**Exercise description:** Give only the number of lines below that contain the word "this".

Dataset listings of figures:
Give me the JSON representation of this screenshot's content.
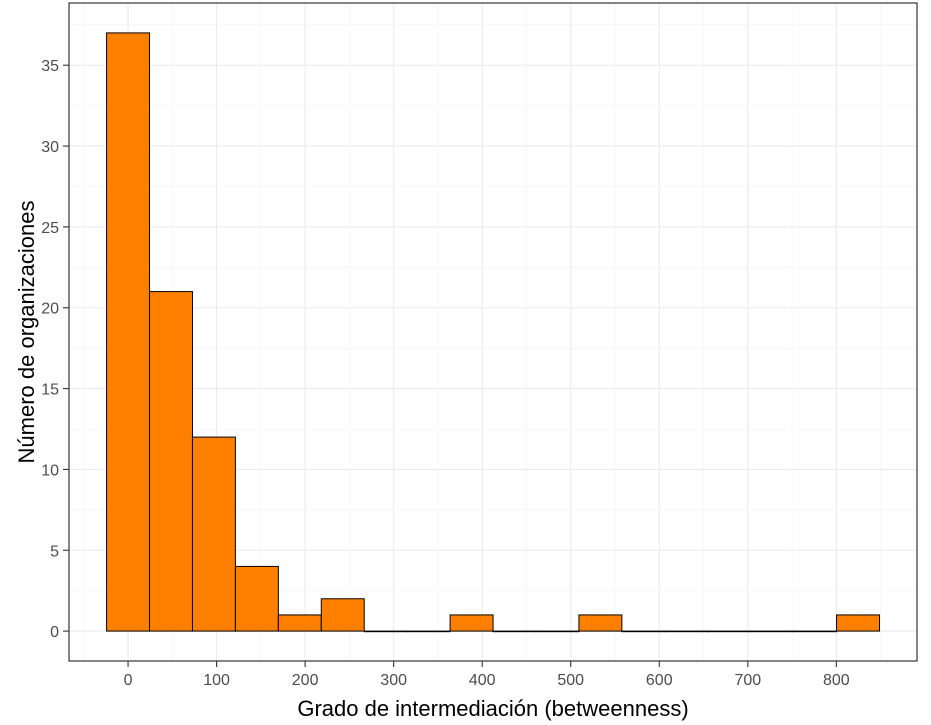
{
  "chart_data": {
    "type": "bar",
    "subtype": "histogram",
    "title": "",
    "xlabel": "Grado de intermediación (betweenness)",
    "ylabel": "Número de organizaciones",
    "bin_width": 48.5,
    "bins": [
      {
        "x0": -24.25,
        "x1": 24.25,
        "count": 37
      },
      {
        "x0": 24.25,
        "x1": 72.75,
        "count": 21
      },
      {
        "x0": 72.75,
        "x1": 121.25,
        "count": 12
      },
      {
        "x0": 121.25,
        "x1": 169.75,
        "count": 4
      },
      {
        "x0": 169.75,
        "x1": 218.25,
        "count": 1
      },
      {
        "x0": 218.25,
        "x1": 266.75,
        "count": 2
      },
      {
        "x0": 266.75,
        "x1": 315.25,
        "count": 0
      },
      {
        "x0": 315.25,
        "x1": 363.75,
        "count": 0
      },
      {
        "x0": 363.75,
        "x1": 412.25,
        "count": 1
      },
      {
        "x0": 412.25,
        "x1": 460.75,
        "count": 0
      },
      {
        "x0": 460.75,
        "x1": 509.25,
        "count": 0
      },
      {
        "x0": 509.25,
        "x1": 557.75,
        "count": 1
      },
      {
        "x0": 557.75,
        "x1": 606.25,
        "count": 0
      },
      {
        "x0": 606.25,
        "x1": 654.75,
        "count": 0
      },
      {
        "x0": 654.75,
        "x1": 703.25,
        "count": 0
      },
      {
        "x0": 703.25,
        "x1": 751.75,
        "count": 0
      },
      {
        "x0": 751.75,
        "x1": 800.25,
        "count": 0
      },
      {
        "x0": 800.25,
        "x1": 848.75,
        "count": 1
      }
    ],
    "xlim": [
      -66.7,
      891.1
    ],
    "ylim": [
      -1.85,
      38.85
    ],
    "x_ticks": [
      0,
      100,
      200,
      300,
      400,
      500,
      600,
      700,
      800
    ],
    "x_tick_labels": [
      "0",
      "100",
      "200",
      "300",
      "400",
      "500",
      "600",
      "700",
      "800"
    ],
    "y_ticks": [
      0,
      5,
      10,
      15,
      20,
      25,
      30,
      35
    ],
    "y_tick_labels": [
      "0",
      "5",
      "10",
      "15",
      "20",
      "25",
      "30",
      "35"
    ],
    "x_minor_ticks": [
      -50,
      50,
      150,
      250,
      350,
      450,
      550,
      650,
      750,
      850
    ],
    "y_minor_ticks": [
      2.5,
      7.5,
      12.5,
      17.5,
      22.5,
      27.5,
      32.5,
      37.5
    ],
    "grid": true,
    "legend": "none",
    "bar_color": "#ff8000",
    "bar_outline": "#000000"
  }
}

---

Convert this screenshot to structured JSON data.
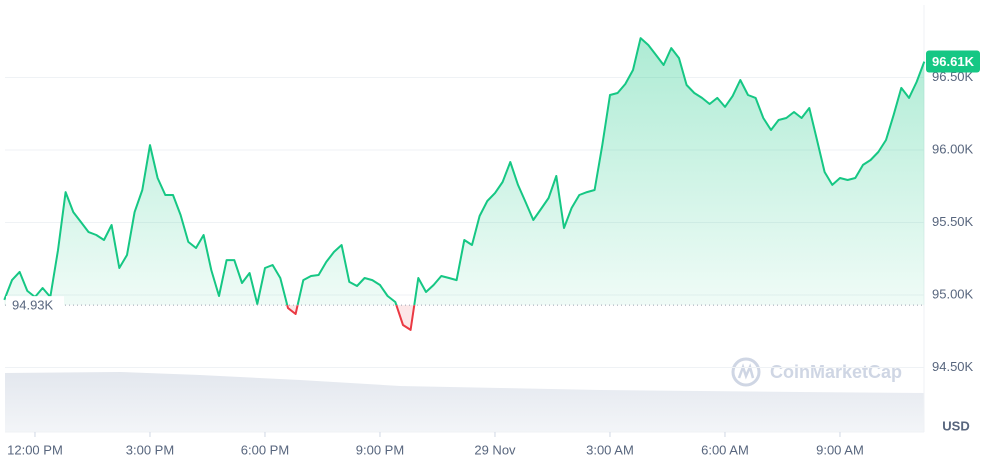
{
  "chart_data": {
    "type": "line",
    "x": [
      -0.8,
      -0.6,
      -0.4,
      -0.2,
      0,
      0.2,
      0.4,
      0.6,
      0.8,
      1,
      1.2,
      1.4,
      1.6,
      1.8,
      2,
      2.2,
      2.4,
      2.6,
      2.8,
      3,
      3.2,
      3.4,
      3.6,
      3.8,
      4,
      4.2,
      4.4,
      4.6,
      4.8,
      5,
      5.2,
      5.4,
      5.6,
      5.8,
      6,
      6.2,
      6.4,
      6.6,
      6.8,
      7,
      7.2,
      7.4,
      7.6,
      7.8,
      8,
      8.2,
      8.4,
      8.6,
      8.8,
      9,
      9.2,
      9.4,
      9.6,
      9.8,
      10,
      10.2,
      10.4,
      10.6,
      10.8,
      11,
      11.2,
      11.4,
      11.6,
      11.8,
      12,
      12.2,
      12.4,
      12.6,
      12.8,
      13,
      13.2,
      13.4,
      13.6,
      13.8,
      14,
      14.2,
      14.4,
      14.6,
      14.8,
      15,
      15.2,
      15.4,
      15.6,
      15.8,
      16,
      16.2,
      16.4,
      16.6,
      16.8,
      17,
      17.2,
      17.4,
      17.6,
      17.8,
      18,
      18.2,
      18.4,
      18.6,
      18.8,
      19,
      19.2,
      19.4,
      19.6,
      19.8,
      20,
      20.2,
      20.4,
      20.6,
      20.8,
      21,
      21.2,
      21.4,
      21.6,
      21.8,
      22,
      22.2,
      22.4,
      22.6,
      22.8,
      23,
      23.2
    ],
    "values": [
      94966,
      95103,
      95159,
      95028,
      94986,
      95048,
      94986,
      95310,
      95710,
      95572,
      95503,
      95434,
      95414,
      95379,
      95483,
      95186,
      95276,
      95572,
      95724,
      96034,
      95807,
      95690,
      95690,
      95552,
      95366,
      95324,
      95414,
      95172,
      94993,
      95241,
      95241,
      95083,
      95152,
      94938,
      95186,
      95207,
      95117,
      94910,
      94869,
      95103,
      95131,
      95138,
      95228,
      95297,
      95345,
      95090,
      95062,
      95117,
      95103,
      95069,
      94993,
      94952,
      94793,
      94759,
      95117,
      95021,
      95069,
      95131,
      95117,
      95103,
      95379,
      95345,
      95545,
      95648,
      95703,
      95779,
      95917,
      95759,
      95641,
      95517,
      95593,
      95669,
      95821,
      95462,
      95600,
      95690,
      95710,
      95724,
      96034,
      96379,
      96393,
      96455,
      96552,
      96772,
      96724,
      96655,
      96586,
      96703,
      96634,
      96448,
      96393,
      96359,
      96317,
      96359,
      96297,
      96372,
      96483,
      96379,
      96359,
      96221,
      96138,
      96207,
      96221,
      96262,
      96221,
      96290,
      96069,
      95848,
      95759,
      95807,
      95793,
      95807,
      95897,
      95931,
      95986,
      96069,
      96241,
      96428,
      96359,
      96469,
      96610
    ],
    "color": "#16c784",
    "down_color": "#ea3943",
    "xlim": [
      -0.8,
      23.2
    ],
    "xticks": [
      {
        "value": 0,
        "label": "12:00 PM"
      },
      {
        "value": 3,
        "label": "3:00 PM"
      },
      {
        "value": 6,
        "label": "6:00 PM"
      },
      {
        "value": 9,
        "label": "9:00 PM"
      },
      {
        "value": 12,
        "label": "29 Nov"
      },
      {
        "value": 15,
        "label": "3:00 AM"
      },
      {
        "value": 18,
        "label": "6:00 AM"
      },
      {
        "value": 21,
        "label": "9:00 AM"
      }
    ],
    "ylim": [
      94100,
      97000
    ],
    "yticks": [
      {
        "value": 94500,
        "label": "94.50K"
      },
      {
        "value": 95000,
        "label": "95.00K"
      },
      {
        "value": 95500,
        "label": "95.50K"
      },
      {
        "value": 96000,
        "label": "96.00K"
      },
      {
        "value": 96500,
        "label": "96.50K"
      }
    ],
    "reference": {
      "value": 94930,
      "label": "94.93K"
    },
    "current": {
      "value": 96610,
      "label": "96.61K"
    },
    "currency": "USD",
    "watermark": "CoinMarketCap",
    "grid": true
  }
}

**Solution:** 2